Data records:
● ● ● ● ● ● ●

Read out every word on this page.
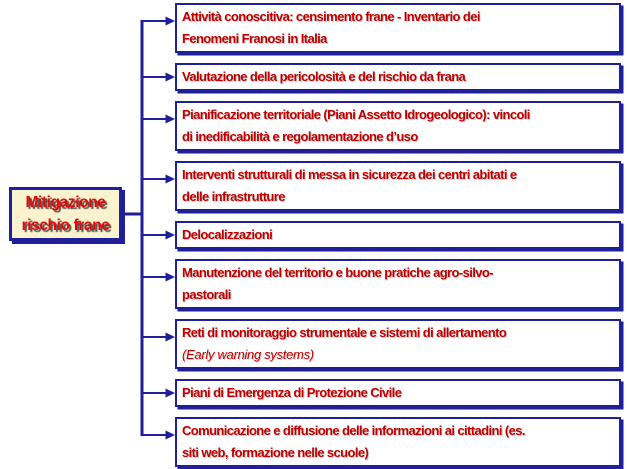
Mitigazione
rischio frane
Attività conoscitiva: censimento frane - Inventario dei
Fenomeni Franosi in Italia
Valutazione della pericolosità e del rischio da frana
Pianificazione territoriale (Piani Assetto Idrogeologico): vincoli
di inedificabilità e regolamentazione d’uso
Interventi strutturali di messa in sicurezza dei centri abitati e
delle infrastrutture
Delocalizzazioni
Manutenzione del territorio e buone pratiche agro-silvo-
pastorali
Reti di monitoraggio strumentale e sistemi di allertamento
(Early warning systems)
Piani di Emergenza di Protezione Civile
Comunicazione e diffusione delle informazioni ai cittadini (es.
siti web, formazione nelle scuole)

● ● ● ● ● ● ●

## [Short problem]
Report only the number of lines in the data above that contain "Piani".

## [Final result]
2